**WHAT IS REQUIRED:**
Every entry that follows should be repeated exactly; drop the images.

======

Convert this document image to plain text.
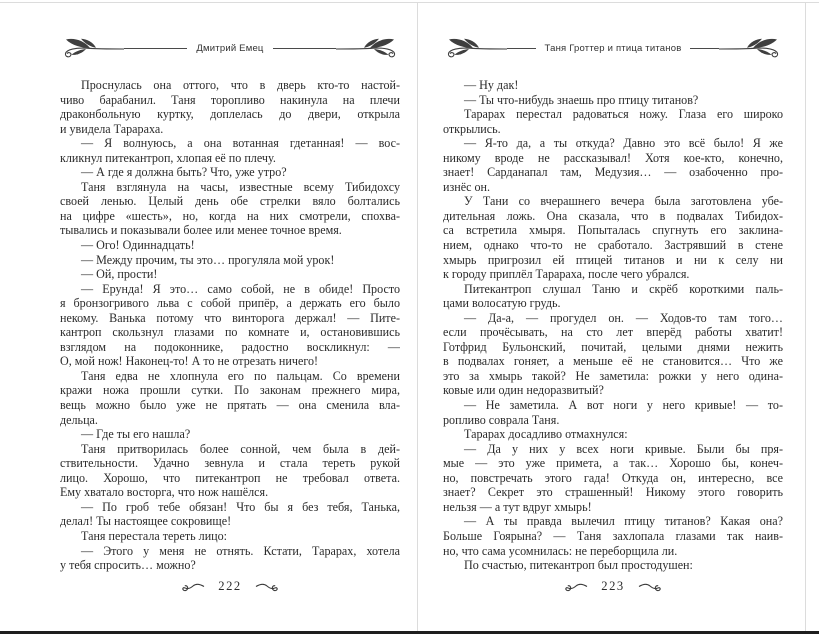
Дмитрий Емец
Проснулась она оттого, что в дверь кто-то настой-
чиво барабанил. Таня торопливо накинула на плечи
драконбольную куртку, доплелась до двери, открыла
и увидела Тарараха.
— Я волнуюсь, а она вотанная гдетанная! — вос-
кликнул питекантроп, хлопая её по плечу.
— А где я должна быть? Что, уже утро?
Таня взглянула на часы, известные всему Тибидохсу
своей ленью. Целый день обе стрелки вяло болтались
на цифре «шесть», но, когда на них смотрели, спохва-
тывались и показывали более или менее точное время.
— Ого! Одиннадцать!
— Между прочим, ты это… прогуляла мой урок!
— Ой, прости!
— Ерунда! Я это… само собой, не в обиде! Просто
я бронзогривого льва с собой припёр, а держать его было
некому. Ванька потому что винторога держал! — Пите-
кантроп скользнул глазами по комнате и, остановившись
взглядом на подоконнике, радостно воскликнул: —
О, мой нож! Наконец-то! А то не отрезать ничего!
Таня едва не хлопнула его по пальцам. Со времени
кражи ножа прошли сутки. По законам прежнего мира,
вещь можно было уже не прятать — она сменила вла-
дельца.
— Где ты его нашла?
Таня притворилась более сонной, чем была в дей-
ствительности. Удачно зевнула и стала тереть рукой
лицо. Хорошо, что питекантроп не требовал ответа.
Ему хватало восторга, что нож нашёлся.
— По гроб тебе обязан! Что бы я без тебя, Танька,
делал! Ты настоящее сокровище!
Таня перестала тереть лицо:
— Этого у меня не отнять. Кстати, Тарарах, хотела
у тебя спросить… можно?
222
Таня Гроттер и птица титанов
— Ну дак!
— Ты что-нибудь знаешь про птицу титанов?
Тарарах перестал радоваться ножу. Глаза его широко
открылись.
— Я-то да, а ты откуда? Давно это всё было! Я же
никому вроде не рассказывал! Хотя кое-кто, конечно,
знает! Сарданапал там, Медузия… — озабоченно про-
изнёс он.
У Тани со вчерашнего вечера была заготовлена убе-
дительная ложь. Она сказала, что в подвалах Тибидох-
са встретила хмыря. Попыталась спугнуть его заклина-
нием, однако что-то не сработало. Застрявший в стене
хмырь пригрозил ей птицей титанов и ни к селу ни
к городу приплёл Тарараха, после чего убрался.
Питекантроп слушал Таню и скрёб короткими паль-
цами волосатую грудь.
— Да-а, — прогудел он. — Ходов-то там того…
если прочёсывать, на сто лет вперёд работы хватит!
Готфрид Бульонский, почитай, целыми днями нежить
в подвалах гоняет, а меньше её не становится… Что же
это за хмырь такой? Не заметила: рожки у него одина-
ковые или один недоразвитый?
— Не заметила. А вот ноги у него кривые! — то-
ропливо соврала Таня.
Тарарах досадливо отмахнулся:
— Да у них у всех ноги кривые. Были бы пря-
мые — это уже примета, а так… Хорошо бы, конеч-
но, повстречать этого гада! Откуда он, интересно, все
знает? Секрет это страшенный! Никому этого говорить
нельзя — а тут вдруг хмырь!
— А ты правда вылечил птицу титанов? Какая она?
Больше Гоярына? — Таня захлопала глазами так наив-
но, что сама усомнилась: не переборщила ли.
По счастью, питекантроп был простодушен:
223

======

**RESULT BELOW:**
Convert this document image to plain text.
Дмитрий Емец
Проснулась она оттого, что в дверь кто-то настой-
чиво барабанил. Таня торопливо накинула на плечи
драконбольную куртку, доплелась до двери, открыла
и увидела Тарараха.
— Я волнуюсь, а она вотанная гдетанная! — вос-
кликнул питекантроп, хлопая её по плечу.
— А где я должна быть? Что, уже утро?
Таня взглянула на часы, известные всему Тибидохсу
своей ленью. Целый день обе стрелки вяло болтались
на цифре «шесть», но, когда на них смотрели, спохва-
тывались и показывали более или менее точное время.
— Ого! Одиннадцать!
— Между прочим, ты это… прогуляла мой урок!
— Ой, прости!
— Ерунда! Я это… само собой, не в обиде! Просто
я бронзогривого льва с собой припёр, а держать его было
некому. Ванька потому что винторога держал! — Пите-
кантроп скользнул глазами по комнате и, остановившись
взглядом на подоконнике, радостно воскликнул: —
О, мой нож! Наконец-то! А то не отрезать ничего!
Таня едва не хлопнула его по пальцам. Со времени
кражи ножа прошли сутки. По законам прежнего мира,
вещь можно было уже не прятать — она сменила вла-
дельца.
— Где ты его нашла?
Таня притворилась более сонной, чем была в дей-
ствительности. Удачно зевнула и стала тереть рукой
лицо. Хорошо, что питекантроп не требовал ответа.
Ему хватало восторга, что нож нашёлся.
— По гроб тебе обязан! Что бы я без тебя, Танька,
делал! Ты настоящее сокровище!
Таня перестала тереть лицо:
— Этого у меня не отнять. Кстати, Тарарах, хотела
у тебя спросить… можно?
222
Таня Гроттер и птица титанов
— Ну дак!
— Ты что-нибудь знаешь про птицу титанов?
Тарарах перестал радоваться ножу. Глаза его широко
открылись.
— Я-то да, а ты откуда? Давно это всё было! Я же
никому вроде не рассказывал! Хотя кое-кто, конечно,
знает! Сарданапал там, Медузия… — озабоченно про-
изнёс он.
У Тани со вчерашнего вечера была заготовлена убе-
дительная ложь. Она сказала, что в подвалах Тибидох-
са встретила хмыря. Попыталась спугнуть его заклина-
нием, однако что-то не сработало. Застрявший в стене
хмырь пригрозил ей птицей титанов и ни к селу ни
к городу приплёл Тарараха, после чего убрался.
Питекантроп слушал Таню и скрёб короткими паль-
цами волосатую грудь.
— Да-а, — прогудел он. — Ходов-то там того…
если прочёсывать, на сто лет вперёд работы хватит!
Готфрид Бульонский, почитай, целыми днями нежить
в подвалах гоняет, а меньше её не становится… Что же
это за хмырь такой? Не заметила: рожки у него одина-
ковые или один недоразвитый?
— Не заметила. А вот ноги у него кривые! — то-
ропливо соврала Таня.
Тарарах досадливо отмахнулся:
— Да у них у всех ноги кривые. Были бы пря-
мые — это уже примета, а так… Хорошо бы, конеч-
но, повстречать этого гада! Откуда он, интересно, все
знает? Секрет это страшенный! Никому этого говорить
нельзя — а тут вдруг хмырь!
— А ты правда вылечил птицу титанов? Какая она?
Больше Гоярына? — Таня захлопала глазами так наив-
но, что сама усомнилась: не переборщила ли.
По счастью, питекантроп был простодушен:
223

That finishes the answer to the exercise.